◆ AVAILABLE RECORDS

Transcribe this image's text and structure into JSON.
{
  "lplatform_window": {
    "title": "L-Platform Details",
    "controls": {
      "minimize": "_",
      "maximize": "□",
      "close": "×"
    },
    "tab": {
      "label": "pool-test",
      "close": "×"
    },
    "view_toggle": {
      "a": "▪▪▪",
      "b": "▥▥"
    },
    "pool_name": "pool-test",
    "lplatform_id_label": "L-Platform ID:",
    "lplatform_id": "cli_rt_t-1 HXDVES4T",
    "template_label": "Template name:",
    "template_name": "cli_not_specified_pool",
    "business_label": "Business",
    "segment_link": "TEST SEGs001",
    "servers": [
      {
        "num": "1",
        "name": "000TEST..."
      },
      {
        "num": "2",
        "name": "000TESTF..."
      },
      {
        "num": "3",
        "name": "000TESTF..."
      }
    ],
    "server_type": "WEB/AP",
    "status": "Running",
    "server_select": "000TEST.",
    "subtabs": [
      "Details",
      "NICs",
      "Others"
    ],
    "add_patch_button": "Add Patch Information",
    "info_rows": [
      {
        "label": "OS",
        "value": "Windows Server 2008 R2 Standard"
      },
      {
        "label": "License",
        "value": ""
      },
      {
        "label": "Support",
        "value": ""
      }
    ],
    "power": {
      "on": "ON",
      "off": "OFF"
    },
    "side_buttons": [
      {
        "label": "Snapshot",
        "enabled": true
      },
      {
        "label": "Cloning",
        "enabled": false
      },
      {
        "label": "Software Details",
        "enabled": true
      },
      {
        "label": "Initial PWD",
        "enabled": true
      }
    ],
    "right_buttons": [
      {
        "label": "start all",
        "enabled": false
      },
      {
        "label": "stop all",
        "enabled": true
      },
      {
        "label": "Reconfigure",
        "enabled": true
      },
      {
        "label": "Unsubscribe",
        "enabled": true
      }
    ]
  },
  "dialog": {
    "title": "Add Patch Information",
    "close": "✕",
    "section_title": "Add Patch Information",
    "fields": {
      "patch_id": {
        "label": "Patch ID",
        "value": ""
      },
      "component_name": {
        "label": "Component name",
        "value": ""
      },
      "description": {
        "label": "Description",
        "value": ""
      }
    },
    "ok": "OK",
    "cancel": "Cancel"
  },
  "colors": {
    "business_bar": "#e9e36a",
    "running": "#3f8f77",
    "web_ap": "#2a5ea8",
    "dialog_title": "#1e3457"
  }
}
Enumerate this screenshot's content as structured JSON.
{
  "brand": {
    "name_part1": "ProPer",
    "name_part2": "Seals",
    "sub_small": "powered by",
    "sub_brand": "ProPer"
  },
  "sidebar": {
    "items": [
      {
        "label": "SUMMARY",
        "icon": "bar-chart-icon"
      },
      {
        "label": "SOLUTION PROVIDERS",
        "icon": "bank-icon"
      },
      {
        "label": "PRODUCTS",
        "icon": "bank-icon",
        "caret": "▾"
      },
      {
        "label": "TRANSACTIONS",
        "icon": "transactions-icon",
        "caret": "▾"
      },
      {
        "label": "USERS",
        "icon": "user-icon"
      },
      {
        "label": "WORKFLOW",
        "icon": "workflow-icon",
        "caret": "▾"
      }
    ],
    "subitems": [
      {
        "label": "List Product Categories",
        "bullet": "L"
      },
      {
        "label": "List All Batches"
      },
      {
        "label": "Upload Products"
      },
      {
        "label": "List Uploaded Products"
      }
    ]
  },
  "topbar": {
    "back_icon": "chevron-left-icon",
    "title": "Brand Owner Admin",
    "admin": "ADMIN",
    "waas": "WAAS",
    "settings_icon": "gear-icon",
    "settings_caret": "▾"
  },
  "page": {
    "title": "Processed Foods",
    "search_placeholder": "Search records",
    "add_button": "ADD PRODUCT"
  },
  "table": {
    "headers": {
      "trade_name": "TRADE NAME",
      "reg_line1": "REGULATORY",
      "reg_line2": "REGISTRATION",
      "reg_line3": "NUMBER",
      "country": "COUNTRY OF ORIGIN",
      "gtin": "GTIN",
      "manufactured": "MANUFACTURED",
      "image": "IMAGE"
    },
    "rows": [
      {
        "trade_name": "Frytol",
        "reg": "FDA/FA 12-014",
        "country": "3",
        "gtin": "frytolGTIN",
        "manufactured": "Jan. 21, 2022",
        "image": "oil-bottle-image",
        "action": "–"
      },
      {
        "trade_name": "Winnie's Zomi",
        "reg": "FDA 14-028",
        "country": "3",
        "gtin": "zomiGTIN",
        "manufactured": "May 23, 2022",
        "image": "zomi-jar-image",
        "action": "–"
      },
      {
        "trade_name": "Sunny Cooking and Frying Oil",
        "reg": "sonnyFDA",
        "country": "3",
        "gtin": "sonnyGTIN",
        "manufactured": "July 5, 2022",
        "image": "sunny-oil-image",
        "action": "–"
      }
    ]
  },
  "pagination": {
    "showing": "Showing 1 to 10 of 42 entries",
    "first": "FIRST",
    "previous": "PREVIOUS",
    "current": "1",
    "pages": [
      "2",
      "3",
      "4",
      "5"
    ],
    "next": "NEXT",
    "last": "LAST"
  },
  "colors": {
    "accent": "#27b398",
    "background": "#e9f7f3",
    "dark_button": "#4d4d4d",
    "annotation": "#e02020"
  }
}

◆ PROBLEM DETAILS
State how many lines of the records above contain "List", with no words besides the number.

◆ FINISHED ANSWER
3